## [Given request]
Please rewrite the paragraph beginning "The alloy coating may comprise a superalloy material" in the alloy coating text below as a shorter bulleted list, keeping its main facts.

## [Supplied text]
** begin **
The alloy coating may comprise a superalloy material characterized by high resistance to wear and corrosion. Superalloy is an alloy that usually comprises one or more of Fe, Ni, Co, and Cr. In some embodiments, the alloy coating comprises a Ni-based alloy. In some embodiments, the alloy coating comprises a Co-based alloy. In some embodiments, the alloy coating comprises a Fe-based alloy. In some example embodiments, the percentage of Ni by weight in the Ni-based alloy may be more than 50%, or more than 60%, or more than 70%. In some example embodiments, the percentage of Cr by weight in the Ni-based alloy may be in the range of 5% to 20%, or 10% to 15%. In some example embodiments, the Ni-based alloy for alloy coating may comprise in percentage by weight 70-80% Ni, 10-15% Cr, 0-8% Fe, 0.2-0.4% C, 3.0-4.5% B, 0-0.02% P, 0-0.02% S.
** end **
## [Rows]
** begin **
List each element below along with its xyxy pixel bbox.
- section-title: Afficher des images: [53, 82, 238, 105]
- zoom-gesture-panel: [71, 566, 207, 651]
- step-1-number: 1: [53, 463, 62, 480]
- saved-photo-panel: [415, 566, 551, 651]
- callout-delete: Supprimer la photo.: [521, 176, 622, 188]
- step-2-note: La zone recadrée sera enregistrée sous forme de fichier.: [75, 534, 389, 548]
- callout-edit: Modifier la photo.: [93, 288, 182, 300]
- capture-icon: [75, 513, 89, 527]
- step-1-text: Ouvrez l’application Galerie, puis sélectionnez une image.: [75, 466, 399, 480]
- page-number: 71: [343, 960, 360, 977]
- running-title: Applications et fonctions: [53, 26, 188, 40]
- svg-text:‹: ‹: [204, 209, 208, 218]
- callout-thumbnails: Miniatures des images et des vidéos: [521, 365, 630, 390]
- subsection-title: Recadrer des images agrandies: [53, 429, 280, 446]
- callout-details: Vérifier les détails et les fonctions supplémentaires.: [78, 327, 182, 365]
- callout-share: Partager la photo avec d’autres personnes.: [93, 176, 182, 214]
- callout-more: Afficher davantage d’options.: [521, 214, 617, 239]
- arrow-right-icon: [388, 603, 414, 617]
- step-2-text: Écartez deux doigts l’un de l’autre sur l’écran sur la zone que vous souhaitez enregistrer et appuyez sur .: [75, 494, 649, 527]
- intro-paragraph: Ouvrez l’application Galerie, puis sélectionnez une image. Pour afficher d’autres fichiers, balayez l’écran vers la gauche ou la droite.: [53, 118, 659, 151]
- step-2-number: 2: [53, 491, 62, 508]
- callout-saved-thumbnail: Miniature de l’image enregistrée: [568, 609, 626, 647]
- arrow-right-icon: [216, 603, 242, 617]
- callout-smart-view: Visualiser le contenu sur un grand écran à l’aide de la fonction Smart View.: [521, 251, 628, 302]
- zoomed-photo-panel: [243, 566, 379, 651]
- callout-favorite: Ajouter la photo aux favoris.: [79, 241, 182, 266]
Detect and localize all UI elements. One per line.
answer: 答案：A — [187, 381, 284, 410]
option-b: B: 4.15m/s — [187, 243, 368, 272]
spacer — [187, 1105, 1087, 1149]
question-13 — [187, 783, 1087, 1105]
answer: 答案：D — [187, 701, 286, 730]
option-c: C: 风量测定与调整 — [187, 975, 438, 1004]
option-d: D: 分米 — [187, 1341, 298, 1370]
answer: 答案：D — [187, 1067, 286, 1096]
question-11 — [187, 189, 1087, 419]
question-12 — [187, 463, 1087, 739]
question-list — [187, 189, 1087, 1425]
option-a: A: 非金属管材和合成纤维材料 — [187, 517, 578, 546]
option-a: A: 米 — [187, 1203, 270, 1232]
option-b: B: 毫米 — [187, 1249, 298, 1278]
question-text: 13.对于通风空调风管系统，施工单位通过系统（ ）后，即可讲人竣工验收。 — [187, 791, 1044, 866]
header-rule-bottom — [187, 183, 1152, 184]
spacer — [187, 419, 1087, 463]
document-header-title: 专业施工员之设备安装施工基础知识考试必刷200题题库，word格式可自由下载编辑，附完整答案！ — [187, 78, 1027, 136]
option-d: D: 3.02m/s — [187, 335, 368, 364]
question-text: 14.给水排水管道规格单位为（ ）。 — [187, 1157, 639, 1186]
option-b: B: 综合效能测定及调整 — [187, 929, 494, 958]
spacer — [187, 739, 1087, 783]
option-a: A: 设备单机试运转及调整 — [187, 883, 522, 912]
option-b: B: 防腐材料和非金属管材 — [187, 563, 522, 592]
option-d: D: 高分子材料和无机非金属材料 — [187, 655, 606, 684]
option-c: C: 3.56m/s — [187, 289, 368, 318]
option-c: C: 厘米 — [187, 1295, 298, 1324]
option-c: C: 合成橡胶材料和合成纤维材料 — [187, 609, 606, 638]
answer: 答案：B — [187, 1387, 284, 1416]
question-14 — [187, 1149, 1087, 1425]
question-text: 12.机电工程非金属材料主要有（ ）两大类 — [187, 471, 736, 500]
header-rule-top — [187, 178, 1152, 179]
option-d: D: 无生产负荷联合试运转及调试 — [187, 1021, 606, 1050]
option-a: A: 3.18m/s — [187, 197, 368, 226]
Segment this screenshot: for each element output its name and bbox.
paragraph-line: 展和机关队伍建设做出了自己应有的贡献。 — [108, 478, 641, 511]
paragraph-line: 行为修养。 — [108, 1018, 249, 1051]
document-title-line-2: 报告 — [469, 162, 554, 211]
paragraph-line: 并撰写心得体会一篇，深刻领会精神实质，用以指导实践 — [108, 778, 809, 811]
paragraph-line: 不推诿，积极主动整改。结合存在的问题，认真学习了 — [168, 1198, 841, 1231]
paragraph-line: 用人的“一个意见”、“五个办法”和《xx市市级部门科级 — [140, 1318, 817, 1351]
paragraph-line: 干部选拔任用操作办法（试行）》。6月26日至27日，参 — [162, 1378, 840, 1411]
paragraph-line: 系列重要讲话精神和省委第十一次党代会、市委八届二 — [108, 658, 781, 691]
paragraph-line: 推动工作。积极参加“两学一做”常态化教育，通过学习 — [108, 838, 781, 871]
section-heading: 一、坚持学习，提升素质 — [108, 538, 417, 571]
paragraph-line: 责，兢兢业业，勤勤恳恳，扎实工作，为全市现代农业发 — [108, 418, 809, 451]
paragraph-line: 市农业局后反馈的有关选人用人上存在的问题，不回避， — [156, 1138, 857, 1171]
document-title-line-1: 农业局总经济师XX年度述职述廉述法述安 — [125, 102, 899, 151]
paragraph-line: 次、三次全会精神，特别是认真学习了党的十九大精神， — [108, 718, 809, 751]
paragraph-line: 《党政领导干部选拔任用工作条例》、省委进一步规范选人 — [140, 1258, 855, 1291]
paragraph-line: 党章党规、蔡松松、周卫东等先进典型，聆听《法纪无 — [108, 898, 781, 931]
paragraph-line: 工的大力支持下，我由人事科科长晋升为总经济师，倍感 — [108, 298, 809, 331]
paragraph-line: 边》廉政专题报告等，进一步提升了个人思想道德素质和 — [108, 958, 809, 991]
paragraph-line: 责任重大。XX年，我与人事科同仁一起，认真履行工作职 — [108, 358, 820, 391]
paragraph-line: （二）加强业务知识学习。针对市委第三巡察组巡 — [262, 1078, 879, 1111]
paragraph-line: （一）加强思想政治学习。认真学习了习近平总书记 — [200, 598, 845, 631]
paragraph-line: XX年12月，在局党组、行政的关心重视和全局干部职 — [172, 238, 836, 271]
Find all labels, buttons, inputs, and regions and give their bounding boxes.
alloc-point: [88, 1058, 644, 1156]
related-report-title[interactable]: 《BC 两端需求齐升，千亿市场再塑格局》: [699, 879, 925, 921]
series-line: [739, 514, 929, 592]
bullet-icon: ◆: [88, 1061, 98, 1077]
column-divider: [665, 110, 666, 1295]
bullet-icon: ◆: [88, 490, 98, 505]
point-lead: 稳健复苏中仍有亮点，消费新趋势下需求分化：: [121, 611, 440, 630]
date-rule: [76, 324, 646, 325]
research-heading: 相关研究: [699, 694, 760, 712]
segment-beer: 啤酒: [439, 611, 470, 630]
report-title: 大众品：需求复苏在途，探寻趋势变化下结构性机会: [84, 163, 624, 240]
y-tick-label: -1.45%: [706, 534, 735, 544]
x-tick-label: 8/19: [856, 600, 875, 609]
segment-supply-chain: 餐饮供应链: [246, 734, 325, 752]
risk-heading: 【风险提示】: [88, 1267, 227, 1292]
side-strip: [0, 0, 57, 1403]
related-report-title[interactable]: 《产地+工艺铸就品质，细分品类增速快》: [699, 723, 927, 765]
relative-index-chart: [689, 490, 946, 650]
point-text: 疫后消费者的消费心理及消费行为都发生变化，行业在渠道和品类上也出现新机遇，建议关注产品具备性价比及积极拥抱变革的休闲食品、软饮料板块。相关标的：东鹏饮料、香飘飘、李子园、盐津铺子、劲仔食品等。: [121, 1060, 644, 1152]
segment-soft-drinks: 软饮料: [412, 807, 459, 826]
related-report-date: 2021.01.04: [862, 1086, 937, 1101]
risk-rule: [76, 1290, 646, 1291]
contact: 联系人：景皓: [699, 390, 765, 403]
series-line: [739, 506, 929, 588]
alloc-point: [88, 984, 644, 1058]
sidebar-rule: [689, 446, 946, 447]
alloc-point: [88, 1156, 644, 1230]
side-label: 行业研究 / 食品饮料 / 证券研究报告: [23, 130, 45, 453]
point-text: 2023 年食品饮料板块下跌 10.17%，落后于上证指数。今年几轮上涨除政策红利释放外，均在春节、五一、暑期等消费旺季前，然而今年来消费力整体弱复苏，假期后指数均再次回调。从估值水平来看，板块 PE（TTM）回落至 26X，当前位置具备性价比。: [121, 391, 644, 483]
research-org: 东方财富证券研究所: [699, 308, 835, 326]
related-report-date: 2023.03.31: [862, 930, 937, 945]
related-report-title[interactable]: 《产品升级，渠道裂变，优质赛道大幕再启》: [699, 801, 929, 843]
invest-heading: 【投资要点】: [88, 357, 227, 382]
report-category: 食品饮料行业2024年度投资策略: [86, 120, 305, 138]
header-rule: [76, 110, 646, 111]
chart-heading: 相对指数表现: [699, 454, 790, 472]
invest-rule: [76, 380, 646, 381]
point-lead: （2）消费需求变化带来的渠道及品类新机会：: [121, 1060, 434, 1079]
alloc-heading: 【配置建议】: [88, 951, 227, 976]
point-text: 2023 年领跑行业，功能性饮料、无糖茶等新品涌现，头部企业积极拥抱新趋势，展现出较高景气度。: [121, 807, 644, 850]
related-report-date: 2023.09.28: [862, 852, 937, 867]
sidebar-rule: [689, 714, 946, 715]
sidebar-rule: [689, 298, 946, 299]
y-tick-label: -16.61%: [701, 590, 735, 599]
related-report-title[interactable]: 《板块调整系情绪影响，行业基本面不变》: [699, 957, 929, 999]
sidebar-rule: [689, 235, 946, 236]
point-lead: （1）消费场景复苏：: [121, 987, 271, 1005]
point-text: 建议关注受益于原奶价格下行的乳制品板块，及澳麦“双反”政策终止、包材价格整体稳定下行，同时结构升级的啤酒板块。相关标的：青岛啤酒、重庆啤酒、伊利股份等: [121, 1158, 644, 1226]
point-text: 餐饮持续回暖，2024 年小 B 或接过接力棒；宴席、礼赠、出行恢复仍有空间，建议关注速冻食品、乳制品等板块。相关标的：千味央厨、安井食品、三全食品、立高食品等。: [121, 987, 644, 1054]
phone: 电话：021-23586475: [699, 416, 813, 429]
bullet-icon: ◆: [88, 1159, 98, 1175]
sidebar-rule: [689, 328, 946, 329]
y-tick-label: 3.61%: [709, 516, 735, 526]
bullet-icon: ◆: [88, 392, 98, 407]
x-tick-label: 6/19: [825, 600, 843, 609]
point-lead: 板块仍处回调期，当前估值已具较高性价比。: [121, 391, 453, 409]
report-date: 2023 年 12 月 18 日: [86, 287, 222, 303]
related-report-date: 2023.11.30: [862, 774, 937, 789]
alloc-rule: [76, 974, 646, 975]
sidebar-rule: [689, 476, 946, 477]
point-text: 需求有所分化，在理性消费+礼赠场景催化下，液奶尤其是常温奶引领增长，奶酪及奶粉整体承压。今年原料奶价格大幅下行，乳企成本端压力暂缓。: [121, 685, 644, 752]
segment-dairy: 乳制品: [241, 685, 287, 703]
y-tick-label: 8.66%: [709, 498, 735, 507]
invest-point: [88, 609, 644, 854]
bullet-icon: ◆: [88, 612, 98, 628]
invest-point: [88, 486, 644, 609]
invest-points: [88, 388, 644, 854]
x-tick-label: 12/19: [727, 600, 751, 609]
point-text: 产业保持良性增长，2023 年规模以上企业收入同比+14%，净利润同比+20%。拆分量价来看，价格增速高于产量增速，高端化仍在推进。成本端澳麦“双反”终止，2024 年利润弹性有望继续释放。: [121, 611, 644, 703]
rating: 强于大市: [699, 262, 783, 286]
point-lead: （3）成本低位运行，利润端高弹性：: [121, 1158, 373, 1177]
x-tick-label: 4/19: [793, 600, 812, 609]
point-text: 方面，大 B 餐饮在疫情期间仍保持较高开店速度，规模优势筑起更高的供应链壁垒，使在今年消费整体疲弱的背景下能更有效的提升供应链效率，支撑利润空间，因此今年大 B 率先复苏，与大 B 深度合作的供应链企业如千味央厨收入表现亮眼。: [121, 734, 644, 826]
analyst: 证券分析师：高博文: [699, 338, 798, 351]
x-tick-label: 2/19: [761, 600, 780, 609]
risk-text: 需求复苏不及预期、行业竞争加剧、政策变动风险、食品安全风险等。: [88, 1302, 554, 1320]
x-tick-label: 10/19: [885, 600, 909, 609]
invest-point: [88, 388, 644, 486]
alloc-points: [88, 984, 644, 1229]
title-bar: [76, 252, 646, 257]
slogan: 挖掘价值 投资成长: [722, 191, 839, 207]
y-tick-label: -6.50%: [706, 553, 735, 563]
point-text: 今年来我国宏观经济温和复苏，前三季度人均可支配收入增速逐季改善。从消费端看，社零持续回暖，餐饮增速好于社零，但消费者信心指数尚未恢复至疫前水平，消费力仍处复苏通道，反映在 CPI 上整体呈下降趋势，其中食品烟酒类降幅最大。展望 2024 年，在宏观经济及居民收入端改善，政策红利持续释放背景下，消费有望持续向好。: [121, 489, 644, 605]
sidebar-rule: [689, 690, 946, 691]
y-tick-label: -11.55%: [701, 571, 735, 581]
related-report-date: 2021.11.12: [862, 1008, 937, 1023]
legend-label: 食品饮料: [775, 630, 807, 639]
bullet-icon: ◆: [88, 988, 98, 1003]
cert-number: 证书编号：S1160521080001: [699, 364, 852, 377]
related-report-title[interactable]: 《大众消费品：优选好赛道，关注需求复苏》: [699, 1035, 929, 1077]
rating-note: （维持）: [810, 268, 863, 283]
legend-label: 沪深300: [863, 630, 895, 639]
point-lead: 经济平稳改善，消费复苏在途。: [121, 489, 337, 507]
** end **
## [Task answer]
- The alloy coating may be a superalloy, a material highly resistant to wear and corrosion that usually contains one or more of Fe, Ni, Co, and Cr.
- Depending on the embodiment, the coating is a Ni-based, Co-based, or Fe-based alloy.
- In a Ni-based alloy, Ni may exceed 50%, 60%, or 70% by weight, and Cr may range from 5–20% or 10–15% by weight.
- One example Ni-based alloy by weight: 70–80% Ni, 10–15% Cr, 0–8% Fe, 0.2–0.4% C, 3.0–4.5% B, 0–0.02% P, 0–0.02% S.